__Records supplied__:
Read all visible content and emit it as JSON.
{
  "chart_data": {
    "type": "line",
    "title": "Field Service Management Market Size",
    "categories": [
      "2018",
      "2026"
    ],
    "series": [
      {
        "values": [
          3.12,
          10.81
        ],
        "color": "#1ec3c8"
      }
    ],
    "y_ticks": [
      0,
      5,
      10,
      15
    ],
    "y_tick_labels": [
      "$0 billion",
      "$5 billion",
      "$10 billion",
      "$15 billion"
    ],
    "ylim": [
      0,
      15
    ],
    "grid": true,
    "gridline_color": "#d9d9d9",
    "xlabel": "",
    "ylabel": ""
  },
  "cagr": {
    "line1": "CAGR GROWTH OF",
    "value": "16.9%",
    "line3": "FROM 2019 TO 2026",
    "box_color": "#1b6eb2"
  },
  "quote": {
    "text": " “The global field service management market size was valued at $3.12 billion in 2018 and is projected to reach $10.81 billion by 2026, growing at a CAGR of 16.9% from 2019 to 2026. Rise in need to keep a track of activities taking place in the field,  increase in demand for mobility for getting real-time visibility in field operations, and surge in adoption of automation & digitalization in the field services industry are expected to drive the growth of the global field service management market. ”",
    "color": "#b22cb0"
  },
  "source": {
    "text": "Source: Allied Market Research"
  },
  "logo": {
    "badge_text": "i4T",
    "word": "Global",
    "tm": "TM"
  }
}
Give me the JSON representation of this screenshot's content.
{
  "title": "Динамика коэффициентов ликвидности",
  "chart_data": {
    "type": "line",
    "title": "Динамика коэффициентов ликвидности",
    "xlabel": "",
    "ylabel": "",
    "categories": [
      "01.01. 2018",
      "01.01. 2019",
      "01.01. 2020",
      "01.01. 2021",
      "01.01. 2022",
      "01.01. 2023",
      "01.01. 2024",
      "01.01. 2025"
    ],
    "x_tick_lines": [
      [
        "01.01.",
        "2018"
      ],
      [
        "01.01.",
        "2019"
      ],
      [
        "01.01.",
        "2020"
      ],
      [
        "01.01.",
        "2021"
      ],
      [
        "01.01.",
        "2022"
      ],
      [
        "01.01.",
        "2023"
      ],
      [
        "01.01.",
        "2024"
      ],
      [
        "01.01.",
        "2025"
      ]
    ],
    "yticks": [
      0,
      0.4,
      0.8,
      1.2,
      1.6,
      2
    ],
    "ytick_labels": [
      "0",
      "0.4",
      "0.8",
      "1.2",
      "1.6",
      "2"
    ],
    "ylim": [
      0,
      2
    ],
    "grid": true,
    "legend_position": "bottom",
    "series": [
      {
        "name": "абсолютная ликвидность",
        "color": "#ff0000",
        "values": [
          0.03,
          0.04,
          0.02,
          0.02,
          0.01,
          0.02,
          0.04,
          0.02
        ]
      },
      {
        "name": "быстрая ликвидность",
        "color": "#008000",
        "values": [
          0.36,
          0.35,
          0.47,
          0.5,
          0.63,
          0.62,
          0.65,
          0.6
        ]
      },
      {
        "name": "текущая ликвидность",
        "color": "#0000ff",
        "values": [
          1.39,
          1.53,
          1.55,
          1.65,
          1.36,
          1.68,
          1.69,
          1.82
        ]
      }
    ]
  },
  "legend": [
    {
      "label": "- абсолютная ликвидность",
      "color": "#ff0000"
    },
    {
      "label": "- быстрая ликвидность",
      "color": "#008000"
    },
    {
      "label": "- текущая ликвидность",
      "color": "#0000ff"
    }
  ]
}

__Work to do__: Search the records for the string "коэффициентов" and return every line in which it occurs.

__Solved problem__:
  "title": "Динамика коэффициентов ликвидности",
    "title": "Динамика коэффициентов ликвидности",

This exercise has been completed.